[DATA EXTRACT]
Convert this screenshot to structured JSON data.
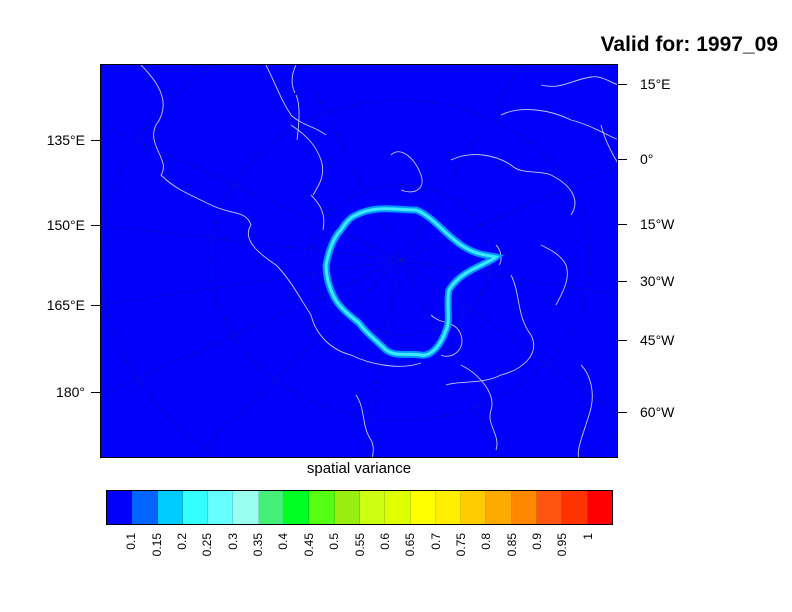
{
  "title": "Valid for: 1997_09",
  "map": {
    "background_color": "#0000fb",
    "left_axis_labels": [
      "135°E",
      "150°E",
      "165°E",
      "180°"
    ],
    "right_axis_labels": [
      "15°E",
      "0°",
      "15°W",
      "30°W",
      "45°W",
      "60°W"
    ],
    "coastline_color": "#c8c8ff",
    "ice_edge_color": "#40e8ff"
  },
  "xlabel": "spatial variance",
  "colorbar": {
    "colors": [
      "#0000fb",
      "#0066ff",
      "#00ccff",
      "#33ffff",
      "#66ffff",
      "#99ffee",
      "#44ee77",
      "#00ff22",
      "#55ff11",
      "#99ee11",
      "#ccff11",
      "#ddff00",
      "#ffff00",
      "#ffee00",
      "#ffcc00",
      "#ffaa00",
      "#ff8800",
      "#ff5511",
      "#ff3300",
      "#ff0000"
    ],
    "labels": [
      "0.1",
      "0.15",
      "0.2",
      "0.25",
      "0.3",
      "0.35",
      "0.4",
      "0.45",
      "0.5",
      "0.55",
      "0.6",
      "0.65",
      "0.7",
      "0.75",
      "0.8",
      "0.85",
      "0.9",
      "0.95",
      "1"
    ]
  }
}
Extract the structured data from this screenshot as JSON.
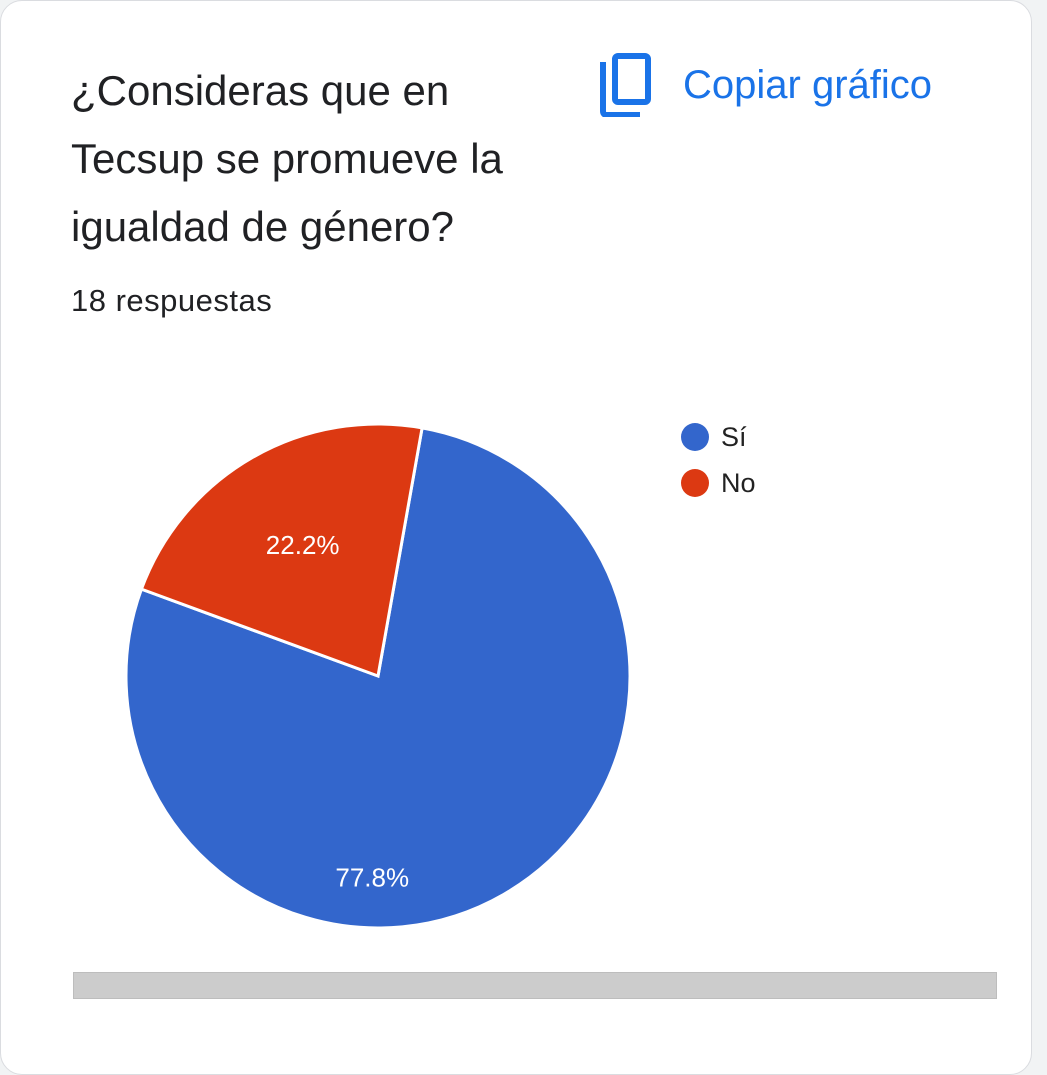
{
  "card": {
    "title": "¿Consideras que en Tecsup se promueve la igualdad de género?",
    "copy_label": "Copiar gráfico",
    "copy_icon": "copy-icon",
    "responses": "18 respuestas"
  },
  "chart_data": {
    "type": "pie",
    "categories": [
      "Sí",
      "No"
    ],
    "values": [
      77.8,
      22.2
    ],
    "labels": [
      "77.8%",
      "22.2%"
    ],
    "colors": [
      "#3366cc",
      "#dc3912"
    ],
    "legend_position": "right",
    "legend": [
      "Sí",
      "No"
    ]
  }
}
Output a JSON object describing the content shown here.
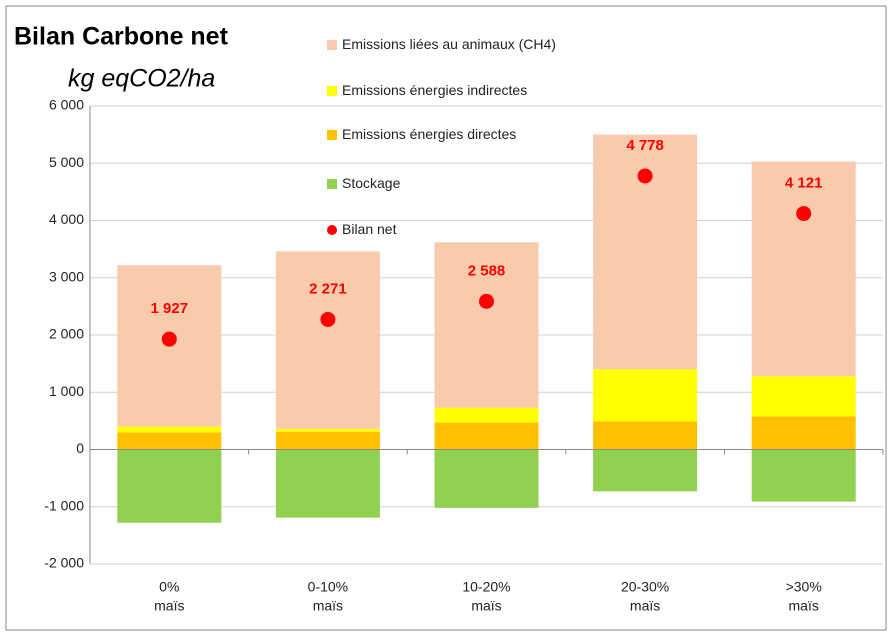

[WHAT THIS TASK INVOLVES]
Whichever lines contain the string "structured", select and copy them.

[CORRECT ANSWER]
Convert this screenshot to structured JSON data.
Extract the structured data from this screenshot as JSON.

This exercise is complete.